§ **SET TASK**
Output the records exactly. Include every line.

§ **INFORMATION SHOWN**

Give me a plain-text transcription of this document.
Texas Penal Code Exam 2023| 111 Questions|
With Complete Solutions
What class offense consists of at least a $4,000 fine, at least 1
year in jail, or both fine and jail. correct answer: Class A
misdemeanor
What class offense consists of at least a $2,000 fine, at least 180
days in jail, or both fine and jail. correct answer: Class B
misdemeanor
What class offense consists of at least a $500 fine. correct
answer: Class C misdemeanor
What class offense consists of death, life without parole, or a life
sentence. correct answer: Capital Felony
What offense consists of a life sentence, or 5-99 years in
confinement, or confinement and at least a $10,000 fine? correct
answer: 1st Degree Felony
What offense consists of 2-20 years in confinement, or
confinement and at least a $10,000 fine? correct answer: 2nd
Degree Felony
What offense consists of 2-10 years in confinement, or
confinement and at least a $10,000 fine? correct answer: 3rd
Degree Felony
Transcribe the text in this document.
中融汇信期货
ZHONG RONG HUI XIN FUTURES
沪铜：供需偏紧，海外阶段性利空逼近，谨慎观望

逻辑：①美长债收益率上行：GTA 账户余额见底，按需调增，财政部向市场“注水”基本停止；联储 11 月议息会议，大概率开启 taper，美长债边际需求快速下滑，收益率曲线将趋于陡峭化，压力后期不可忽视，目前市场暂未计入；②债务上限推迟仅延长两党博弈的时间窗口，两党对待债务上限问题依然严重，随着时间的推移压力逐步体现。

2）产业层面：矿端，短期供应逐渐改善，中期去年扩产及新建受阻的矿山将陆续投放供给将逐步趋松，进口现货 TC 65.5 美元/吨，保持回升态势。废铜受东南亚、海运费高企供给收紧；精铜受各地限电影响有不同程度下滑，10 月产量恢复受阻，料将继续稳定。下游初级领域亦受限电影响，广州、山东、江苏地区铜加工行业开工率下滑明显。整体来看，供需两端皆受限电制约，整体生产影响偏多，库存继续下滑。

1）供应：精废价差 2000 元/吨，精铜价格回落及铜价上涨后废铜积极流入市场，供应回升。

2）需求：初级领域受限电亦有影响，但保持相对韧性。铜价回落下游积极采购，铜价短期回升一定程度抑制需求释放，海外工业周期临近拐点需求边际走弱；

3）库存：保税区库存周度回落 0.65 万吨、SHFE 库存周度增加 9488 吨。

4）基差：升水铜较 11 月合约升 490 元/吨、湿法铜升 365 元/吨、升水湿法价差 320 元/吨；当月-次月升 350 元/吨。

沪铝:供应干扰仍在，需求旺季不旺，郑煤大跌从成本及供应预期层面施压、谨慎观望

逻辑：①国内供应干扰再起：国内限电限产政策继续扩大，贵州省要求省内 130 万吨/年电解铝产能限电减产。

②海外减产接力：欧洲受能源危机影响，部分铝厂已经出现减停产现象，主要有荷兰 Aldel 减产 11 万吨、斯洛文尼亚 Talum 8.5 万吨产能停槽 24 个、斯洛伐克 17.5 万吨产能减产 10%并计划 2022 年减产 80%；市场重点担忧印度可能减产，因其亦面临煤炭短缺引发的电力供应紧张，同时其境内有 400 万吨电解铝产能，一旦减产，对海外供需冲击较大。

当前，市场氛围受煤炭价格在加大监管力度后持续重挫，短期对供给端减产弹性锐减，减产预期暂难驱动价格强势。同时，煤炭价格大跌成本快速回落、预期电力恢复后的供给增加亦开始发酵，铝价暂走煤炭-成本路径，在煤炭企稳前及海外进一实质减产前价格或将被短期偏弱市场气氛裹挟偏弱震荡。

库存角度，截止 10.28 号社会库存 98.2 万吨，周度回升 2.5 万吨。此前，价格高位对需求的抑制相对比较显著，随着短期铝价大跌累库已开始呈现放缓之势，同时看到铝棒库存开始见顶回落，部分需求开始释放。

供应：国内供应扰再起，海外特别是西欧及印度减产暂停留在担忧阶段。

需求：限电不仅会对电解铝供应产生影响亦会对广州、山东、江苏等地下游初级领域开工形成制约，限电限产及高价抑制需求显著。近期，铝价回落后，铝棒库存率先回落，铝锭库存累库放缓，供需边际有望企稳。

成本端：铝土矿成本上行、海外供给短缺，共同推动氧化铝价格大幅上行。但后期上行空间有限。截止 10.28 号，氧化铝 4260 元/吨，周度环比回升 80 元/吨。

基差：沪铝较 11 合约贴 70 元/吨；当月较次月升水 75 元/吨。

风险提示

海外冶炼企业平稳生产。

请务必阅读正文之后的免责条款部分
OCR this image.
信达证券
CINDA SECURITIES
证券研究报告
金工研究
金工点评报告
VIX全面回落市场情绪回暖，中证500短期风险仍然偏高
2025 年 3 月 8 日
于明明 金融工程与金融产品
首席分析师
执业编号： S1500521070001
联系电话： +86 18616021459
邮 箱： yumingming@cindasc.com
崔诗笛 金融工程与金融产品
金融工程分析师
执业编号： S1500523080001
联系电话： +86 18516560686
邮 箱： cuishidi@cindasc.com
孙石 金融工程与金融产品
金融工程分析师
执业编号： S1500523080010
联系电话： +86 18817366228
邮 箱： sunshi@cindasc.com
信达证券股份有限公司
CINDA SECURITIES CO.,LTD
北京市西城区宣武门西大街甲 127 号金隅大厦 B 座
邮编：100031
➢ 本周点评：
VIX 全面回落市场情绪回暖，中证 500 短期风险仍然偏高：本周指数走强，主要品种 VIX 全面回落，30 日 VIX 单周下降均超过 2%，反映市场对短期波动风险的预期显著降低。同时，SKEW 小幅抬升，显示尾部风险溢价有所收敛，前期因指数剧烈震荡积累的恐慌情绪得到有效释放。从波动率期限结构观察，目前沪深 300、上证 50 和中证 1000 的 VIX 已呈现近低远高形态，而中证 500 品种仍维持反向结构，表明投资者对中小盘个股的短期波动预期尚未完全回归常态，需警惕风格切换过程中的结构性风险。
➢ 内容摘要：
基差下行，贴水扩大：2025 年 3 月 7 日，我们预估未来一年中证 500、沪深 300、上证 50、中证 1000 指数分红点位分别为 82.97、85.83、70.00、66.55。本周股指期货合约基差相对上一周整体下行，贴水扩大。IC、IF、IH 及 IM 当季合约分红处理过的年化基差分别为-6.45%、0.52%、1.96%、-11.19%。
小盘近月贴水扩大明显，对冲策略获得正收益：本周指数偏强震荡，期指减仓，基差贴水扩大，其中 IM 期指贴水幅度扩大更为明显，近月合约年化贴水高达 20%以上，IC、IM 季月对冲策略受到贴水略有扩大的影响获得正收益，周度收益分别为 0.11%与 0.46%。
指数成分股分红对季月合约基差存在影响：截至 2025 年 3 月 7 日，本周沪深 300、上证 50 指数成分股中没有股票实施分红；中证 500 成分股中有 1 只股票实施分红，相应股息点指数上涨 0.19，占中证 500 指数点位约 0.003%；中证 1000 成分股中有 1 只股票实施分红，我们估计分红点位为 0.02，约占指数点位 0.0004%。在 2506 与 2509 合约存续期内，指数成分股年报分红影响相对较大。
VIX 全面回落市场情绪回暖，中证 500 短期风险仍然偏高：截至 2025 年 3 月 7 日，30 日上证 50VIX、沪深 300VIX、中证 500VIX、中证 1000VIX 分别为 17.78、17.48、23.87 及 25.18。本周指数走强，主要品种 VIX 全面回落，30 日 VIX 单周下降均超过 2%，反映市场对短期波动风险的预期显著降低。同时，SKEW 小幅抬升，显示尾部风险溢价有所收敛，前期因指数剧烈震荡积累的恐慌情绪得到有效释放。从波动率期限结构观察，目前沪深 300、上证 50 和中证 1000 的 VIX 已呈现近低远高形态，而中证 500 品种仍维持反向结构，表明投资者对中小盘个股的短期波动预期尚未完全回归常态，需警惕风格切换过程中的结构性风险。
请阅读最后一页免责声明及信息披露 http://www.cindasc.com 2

§ **ANSWER TO THE EXERCISE**
Give me a plain-text transcription of this document.
Texas Penal Code Exam 2023| 111 Questions|
With Complete Solutions
What class offense consists of at least a $4,000 fine, at least 1
year in jail, or both fine and jail. correct answer: Class A
misdemeanor
What class offense consists of at least a $2,000 fine, at least 180
days in jail, or both fine and jail. correct answer: Class B
misdemeanor
What class offense consists of at least a $500 fine. correct
answer: Class C misdemeanor
What class offense consists of death, life without parole, or a life
sentence. correct answer: Capital Felony
What offense consists of a life sentence, or 5-99 years in
confinement, or confinement and at least a $10,000 fine? correct
answer: 1st Degree Felony
What offense consists of 2-20 years in confinement, or
confinement and at least a $10,000 fine? correct answer: 2nd
Degree Felony
What offense consists of 2-10 years in confinement, or
confinement and at least a $10,000 fine? correct answer: 3rd
Degree Felony
Transcribe the text in this document.
中融汇信期货
ZHONG RONG HUI XIN FUTURES
沪铜：供需偏紧，海外阶段性利空逼近，谨慎观望

逻辑：①美长债收益率上行：GTA 账户余额见底，按需调增，财政部向市场“注水”基本停止；联储 11 月议息会议，大概率开启 taper，美长债边际需求快速下滑，收益率曲线将趋于陡峭化，压力后期不可忽视，目前市场暂未计入；②债务上限推迟仅延长两党博弈的时间窗口，两党对待债务上限问题依然严重，随着时间的推移压力逐步体现。

2）产业层面：矿端，短期供应逐渐改善，中期去年扩产及新建受阻的矿山将陆续投放供给将逐步趋松，进口现货 TC 65.5 美元/吨，保持回升态势。废铜受东南亚、海运费高企供给收紧；精铜受各地限电影响有不同程度下滑，10 月产量恢复受阻，料将继续稳定。下游初级领域亦受限电影响，广州、山东、江苏地区铜加工行业开工率下滑明显。整体来看，供需两端皆受限电制约，整体生产影响偏多，库存继续下滑。

1）供应：精废价差 2000 元/吨，精铜价格回落及铜价上涨后废铜积极流入市场，供应回升。

2）需求：初级领域受限电亦有影响，但保持相对韧性。铜价回落下游积极采购，铜价短期回升一定程度抑制需求释放，海外工业周期临近拐点需求边际走弱；

3）库存：保税区库存周度回落 0.65 万吨、SHFE 库存周度增加 9488 吨。

4）基差：升水铜较 11 月合约升 490 元/吨、湿法铜升 365 元/吨、升水湿法价差 320 元/吨；当月-次月升 350 元/吨。

沪铝:供应干扰仍在，需求旺季不旺，郑煤大跌从成本及供应预期层面施压、谨慎观望

逻辑：①国内供应干扰再起：国内限电限产政策继续扩大，贵州省要求省内 130 万吨/年电解铝产能限电减产。

②海外减产接力：欧洲受能源危机影响，部分铝厂已经出现减停产现象，主要有荷兰 Aldel 减产 11 万吨、斯洛文尼亚 Talum 8.5 万吨产能停槽 24 个、斯洛伐克 17.5 万吨产能减产 10%并计划 2022 年减产 80%；市场重点担忧印度可能减产，因其亦面临煤炭短缺引发的电力供应紧张，同时其境内有 400 万吨电解铝产能，一旦减产，对海外供需冲击较大。

当前，市场氛围受煤炭价格在加大监管力度后持续重挫，短期对供给端减产弹性锐减，减产预期暂难驱动价格强势。同时，煤炭价格大跌成本快速回落、预期电力恢复后的供给增加亦开始发酵，铝价暂走煤炭-成本路径，在煤炭企稳前及海外进一实质减产前价格或将被短期偏弱市场气氛裹挟偏弱震荡。

库存角度，截止 10.28 号社会库存 98.2 万吨，周度回升 2.5 万吨。此前，价格高位对需求的抑制相对比较显著，随着短期铝价大跌累库已开始呈现放缓之势，同时看到铝棒库存开始见顶回落，部分需求开始释放。

供应：国内供应扰再起，海外特别是西欧及印度减产暂停留在担忧阶段。

需求：限电不仅会对电解铝供应产生影响亦会对广州、山东、江苏等地下游初级领域开工形成制约，限电限产及高价抑制需求显著。近期，铝价回落后，铝棒库存率先回落，铝锭库存累库放缓，供需边际有望企稳。

成本端：铝土矿成本上行、海外供给短缺，共同推动氧化铝价格大幅上行。但后期上行空间有限。截止 10.28 号，氧化铝 4260 元/吨，周度环比回升 80 元/吨。

基差：沪铝较 11 合约贴 70 元/吨；当月较次月升水 75 元/吨。

风险提示

海外冶炼企业平稳生产。

请务必阅读正文之后的免责条款部分
OCR this image.
信达证券
CINDA SECURITIES
证券研究报告
金工研究
金工点评报告
VIX全面回落市场情绪回暖，中证500短期风险仍然偏高
2025 年 3 月 8 日
于明明 金融工程与金融产品
首席分析师
执业编号： S1500521070001
联系电话： +86 18616021459
邮 箱： yumingming@cindasc.com
崔诗笛 金融工程与金融产品
金融工程分析师
执业编号： S1500523080001
联系电话： +86 18516560686
邮 箱： cuishidi@cindasc.com
孙石 金融工程与金融产品
金融工程分析师
执业编号： S1500523080010
联系电话： +86 18817366228
邮 箱： sunshi@cindasc.com
信达证券股份有限公司
CINDA SECURITIES CO.,LTD
北京市西城区宣武门西大街甲 127 号金隅大厦 B 座
邮编：100031
➢ 本周点评：
VIX 全面回落市场情绪回暖，中证 500 短期风险仍然偏高：本周指数走强，主要品种 VIX 全面回落，30 日 VIX 单周下降均超过 2%，反映市场对短期波动风险的预期显著降低。同时，SKEW 小幅抬升，显示尾部风险溢价有所收敛，前期因指数剧烈震荡积累的恐慌情绪得到有效释放。从波动率期限结构观察，目前沪深 300、上证 50 和中证 1000 的 VIX 已呈现近低远高形态，而中证 500 品种仍维持反向结构，表明投资者对中小盘个股的短期波动预期尚未完全回归常态，需警惕风格切换过程中的结构性风险。
➢ 内容摘要：
基差下行，贴水扩大：2025 年 3 月 7 日，我们预估未来一年中证 500、沪深 300、上证 50、中证 1000 指数分红点位分别为 82.97、85.83、70.00、66.55。本周股指期货合约基差相对上一周整体下行，贴水扩大。IC、IF、IH 及 IM 当季合约分红处理过的年化基差分别为-6.45%、0.52%、1.96%、-11.19%。
小盘近月贴水扩大明显，对冲策略获得正收益：本周指数偏强震荡，期指减仓，基差贴水扩大，其中 IM 期指贴水幅度扩大更为明显，近月合约年化贴水高达 20%以上，IC、IM 季月对冲策略受到贴水略有扩大的影响获得正收益，周度收益分别为 0.11%与 0.46%。
指数成分股分红对季月合约基差存在影响：截至 2025 年 3 月 7 日，本周沪深 300、上证 50 指数成分股中没有股票实施分红；中证 500 成分股中有 1 只股票实施分红，相应股息点指数上涨 0.19，占中证 500 指数点位约 0.003%；中证 1000 成分股中有 1 只股票实施分红，我们估计分红点位为 0.02，约占指数点位 0.0004%。在 2506 与 2509 合约存续期内，指数成分股年报分红影响相对较大。
VIX 全面回落市场情绪回暖，中证 500 短期风险仍然偏高：截至 2025 年 3 月 7 日，30 日上证 50VIX、沪深 300VIX、中证 500VIX、中证 1000VIX 分别为 17.78、17.48、23.87 及 25.18。本周指数走强，主要品种 VIX 全面回落，30 日 VIX 单周下降均超过 2%，反映市场对短期波动风险的预期显著降低。同时，SKEW 小幅抬升，显示尾部风险溢价有所收敛，前期因指数剧烈震荡积累的恐慌情绪得到有效释放。从波动率期限结构观察，目前沪深 300、上证 50 和中证 1000 的 VIX 已呈现近低远高形态，而中证 500 品种仍维持反向结构，表明投资者对中小盘个股的短期波动预期尚未完全回归常态，需警惕风格切换过程中的结构性风险。
请阅读最后一页免责声明及信息披露 http://www.cindasc.com 2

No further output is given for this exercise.